= Given exercise =
Pick out every line in the data below that holds "README".

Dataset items
○ ○ ○ ○
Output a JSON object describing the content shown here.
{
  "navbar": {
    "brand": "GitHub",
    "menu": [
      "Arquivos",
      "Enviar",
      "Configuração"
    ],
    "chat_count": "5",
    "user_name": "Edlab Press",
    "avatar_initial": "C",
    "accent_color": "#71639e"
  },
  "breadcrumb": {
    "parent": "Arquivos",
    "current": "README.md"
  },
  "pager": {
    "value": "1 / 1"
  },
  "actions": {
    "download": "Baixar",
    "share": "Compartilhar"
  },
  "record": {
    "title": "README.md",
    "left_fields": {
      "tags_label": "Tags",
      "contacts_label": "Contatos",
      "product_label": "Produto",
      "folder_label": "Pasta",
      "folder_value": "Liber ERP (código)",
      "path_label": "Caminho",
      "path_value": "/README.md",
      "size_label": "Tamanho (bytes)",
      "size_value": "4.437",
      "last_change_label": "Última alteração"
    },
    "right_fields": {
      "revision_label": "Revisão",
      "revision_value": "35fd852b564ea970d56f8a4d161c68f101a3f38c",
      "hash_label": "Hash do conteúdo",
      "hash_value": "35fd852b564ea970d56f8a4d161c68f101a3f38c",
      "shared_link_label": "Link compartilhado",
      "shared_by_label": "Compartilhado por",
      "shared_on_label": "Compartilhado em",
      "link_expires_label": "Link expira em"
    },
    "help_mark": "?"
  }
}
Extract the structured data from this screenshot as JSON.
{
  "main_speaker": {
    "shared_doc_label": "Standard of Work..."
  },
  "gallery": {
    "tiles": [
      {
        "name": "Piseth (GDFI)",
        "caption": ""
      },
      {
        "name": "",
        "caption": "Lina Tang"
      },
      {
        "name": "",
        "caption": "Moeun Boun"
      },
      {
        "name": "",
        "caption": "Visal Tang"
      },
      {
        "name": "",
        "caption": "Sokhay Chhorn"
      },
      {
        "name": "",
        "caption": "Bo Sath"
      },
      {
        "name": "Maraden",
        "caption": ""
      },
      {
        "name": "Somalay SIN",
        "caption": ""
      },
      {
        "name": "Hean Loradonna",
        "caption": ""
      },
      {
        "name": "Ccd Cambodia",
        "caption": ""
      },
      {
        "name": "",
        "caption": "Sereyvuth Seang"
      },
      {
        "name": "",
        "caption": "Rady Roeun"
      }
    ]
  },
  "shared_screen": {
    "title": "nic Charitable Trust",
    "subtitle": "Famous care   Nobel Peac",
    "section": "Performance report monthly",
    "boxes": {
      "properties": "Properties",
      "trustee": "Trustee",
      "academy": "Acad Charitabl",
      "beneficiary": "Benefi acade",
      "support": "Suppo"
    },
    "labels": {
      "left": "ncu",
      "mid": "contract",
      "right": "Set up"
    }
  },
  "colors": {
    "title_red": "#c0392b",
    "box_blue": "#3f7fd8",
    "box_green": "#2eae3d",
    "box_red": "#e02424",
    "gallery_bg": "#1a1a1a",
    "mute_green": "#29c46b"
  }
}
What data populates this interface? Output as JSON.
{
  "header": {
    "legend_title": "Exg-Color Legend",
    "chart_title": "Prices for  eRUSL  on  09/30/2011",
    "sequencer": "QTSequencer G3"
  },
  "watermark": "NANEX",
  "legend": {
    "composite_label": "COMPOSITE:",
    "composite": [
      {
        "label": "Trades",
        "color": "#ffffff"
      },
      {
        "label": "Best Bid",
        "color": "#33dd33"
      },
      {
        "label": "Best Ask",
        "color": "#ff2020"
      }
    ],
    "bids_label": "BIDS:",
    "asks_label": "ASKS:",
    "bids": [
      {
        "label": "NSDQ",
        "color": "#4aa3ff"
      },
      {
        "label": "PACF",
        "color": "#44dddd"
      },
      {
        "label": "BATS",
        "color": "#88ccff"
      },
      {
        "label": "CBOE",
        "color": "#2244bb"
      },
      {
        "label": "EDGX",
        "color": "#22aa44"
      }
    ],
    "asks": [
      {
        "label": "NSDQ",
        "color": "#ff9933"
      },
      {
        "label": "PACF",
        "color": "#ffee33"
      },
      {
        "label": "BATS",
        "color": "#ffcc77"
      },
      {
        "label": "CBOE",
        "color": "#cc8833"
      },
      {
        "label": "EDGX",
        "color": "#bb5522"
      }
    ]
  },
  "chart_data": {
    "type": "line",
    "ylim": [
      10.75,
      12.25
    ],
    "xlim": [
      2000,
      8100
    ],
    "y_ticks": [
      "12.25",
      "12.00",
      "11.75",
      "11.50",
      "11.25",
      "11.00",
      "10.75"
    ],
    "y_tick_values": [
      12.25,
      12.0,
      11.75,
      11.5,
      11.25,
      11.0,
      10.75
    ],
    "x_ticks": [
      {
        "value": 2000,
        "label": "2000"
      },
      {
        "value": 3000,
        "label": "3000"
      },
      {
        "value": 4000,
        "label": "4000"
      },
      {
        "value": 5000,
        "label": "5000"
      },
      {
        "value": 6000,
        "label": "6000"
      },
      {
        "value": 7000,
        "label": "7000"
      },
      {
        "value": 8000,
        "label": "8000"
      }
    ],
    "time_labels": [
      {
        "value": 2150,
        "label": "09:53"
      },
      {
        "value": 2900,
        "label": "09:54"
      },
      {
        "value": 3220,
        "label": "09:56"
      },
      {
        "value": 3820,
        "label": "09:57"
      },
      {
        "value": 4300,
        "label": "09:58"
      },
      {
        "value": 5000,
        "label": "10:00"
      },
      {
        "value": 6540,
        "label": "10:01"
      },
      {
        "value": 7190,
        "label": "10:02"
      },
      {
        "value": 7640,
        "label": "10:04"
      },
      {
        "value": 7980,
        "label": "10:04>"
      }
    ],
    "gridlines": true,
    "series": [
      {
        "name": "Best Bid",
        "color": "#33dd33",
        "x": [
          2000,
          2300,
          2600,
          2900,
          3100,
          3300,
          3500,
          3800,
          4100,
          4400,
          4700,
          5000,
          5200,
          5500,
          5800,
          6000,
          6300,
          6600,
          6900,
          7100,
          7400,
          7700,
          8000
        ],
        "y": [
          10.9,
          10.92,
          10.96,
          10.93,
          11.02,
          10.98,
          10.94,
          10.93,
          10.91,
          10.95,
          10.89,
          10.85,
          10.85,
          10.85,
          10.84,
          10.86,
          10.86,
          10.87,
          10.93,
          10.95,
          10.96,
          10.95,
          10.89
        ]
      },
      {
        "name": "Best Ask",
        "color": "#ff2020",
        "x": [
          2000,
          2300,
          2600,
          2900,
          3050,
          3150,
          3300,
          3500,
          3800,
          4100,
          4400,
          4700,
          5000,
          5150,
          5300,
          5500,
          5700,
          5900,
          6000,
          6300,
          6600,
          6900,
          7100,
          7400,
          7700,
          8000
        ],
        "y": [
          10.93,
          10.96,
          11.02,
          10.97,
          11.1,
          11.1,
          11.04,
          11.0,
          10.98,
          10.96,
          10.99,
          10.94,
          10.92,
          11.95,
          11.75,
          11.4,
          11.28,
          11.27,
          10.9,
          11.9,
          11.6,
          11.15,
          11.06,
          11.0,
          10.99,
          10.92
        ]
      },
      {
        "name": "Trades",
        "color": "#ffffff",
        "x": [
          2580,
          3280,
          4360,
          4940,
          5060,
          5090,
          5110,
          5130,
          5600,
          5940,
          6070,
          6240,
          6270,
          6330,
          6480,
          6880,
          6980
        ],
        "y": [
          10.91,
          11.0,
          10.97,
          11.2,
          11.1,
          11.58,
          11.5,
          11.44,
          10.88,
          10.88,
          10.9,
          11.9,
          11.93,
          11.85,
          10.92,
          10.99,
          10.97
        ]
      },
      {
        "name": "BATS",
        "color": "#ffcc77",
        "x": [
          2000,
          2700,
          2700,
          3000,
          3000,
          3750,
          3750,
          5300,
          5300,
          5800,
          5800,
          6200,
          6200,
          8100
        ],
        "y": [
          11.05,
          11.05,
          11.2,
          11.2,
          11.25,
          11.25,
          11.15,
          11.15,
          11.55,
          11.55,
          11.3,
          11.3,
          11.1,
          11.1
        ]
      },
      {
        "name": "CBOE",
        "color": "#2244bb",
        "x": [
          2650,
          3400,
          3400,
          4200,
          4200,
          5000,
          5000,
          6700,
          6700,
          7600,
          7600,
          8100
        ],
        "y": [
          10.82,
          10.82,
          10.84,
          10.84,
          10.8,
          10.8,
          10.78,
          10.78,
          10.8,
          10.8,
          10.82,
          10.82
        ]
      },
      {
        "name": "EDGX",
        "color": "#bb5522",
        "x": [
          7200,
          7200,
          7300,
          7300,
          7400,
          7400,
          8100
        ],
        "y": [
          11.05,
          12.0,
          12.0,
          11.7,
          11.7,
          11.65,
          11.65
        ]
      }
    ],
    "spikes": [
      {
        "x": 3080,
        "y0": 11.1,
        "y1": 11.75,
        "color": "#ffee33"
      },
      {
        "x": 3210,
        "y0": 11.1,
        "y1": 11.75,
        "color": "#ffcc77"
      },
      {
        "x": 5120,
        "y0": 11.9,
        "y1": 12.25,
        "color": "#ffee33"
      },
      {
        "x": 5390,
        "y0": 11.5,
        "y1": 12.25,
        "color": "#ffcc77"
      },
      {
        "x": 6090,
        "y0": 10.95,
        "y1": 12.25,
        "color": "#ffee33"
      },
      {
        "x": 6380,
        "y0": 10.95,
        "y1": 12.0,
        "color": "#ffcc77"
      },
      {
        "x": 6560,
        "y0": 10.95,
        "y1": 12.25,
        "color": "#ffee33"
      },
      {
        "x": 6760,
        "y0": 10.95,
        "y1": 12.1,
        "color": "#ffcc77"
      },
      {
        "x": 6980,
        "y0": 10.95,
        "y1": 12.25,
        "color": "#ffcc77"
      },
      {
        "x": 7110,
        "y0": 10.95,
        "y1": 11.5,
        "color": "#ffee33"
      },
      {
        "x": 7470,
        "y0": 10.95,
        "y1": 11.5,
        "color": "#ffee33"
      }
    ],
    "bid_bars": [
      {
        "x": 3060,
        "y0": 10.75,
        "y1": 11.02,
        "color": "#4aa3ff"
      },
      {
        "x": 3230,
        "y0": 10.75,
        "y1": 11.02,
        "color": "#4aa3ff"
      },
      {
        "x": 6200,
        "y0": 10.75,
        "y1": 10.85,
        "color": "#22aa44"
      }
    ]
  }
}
○ ○ ○ ○
= Response for this exercise =
    "current": "README.md"
    "title": "README.md",
      "path_value": "/README.md",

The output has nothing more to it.